Exercise task:
Gather every line in the records below that contains the word "ylabel".

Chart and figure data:

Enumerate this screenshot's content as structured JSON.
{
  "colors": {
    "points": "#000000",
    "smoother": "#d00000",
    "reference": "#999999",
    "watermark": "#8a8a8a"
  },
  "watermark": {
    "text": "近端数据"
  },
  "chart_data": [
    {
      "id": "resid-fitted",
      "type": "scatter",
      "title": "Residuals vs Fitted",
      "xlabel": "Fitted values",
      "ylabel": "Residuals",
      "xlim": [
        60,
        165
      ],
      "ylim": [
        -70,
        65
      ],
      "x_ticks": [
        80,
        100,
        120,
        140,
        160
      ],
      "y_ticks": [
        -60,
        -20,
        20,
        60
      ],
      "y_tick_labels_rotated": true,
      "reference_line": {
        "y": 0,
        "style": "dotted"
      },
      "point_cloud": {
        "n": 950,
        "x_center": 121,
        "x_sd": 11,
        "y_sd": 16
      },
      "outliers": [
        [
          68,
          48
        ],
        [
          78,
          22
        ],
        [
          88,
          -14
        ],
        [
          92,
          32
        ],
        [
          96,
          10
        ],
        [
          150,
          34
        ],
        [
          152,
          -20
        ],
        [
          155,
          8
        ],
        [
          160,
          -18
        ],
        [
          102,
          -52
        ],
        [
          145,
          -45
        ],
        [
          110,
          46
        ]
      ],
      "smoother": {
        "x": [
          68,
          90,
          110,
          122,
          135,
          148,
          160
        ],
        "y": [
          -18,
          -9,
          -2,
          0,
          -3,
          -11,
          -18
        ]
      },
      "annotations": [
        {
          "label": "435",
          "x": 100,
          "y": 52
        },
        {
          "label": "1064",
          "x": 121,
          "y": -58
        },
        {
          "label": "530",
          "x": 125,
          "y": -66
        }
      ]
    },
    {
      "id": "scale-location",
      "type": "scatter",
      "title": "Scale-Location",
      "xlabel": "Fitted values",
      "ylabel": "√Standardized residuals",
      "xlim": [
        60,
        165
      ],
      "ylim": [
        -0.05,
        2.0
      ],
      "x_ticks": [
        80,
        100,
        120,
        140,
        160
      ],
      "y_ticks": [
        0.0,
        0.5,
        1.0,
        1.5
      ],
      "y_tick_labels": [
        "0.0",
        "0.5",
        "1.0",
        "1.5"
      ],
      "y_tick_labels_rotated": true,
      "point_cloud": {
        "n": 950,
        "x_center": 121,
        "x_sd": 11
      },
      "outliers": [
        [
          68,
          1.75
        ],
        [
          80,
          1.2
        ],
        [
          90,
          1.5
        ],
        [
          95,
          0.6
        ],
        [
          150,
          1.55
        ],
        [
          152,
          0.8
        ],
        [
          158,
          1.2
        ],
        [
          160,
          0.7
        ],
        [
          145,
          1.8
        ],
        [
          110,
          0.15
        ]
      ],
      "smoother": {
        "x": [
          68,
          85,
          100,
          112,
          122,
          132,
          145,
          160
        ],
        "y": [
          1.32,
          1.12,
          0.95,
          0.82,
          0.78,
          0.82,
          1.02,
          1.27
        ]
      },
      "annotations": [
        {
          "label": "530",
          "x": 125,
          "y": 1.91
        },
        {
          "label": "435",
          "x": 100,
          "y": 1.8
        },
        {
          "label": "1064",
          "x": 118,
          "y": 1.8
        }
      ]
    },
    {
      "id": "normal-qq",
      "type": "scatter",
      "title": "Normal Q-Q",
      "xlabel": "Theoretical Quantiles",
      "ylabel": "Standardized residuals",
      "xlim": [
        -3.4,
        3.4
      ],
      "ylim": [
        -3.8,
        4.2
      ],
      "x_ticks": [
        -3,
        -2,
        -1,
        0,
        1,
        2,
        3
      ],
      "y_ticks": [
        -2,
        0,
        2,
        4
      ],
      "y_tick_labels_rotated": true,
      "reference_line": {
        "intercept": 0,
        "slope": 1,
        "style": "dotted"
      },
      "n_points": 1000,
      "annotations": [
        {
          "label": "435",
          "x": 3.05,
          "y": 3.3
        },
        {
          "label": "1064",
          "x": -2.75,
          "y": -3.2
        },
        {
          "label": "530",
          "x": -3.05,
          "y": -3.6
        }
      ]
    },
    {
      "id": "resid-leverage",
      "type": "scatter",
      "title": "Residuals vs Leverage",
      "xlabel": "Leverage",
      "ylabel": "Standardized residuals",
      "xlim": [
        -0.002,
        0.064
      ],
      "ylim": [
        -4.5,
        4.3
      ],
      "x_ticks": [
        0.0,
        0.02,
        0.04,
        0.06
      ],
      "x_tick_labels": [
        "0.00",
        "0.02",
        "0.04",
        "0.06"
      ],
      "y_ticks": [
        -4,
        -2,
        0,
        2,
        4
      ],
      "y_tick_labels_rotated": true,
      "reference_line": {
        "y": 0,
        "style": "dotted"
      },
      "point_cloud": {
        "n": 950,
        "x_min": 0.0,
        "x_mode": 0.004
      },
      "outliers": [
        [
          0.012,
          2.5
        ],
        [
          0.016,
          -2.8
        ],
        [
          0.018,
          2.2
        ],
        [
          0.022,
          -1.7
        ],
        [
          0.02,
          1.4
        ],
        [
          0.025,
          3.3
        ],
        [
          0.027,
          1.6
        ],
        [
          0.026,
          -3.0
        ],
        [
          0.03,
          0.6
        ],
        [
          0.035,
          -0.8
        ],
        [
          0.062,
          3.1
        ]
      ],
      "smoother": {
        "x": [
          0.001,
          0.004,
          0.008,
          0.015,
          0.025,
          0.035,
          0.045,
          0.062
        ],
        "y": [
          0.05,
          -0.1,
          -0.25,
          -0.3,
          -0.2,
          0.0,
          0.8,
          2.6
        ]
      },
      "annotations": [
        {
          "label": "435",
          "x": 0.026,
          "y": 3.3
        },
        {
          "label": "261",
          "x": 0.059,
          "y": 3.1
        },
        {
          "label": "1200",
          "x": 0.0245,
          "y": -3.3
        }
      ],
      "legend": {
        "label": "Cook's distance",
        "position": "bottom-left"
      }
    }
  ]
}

Solution for this problem:
      "ylabel": "Residuals",
      "ylabel": "√Standardized residuals",
      "ylabel": "Standardized residuals",
      "ylabel": "Standardized residuals",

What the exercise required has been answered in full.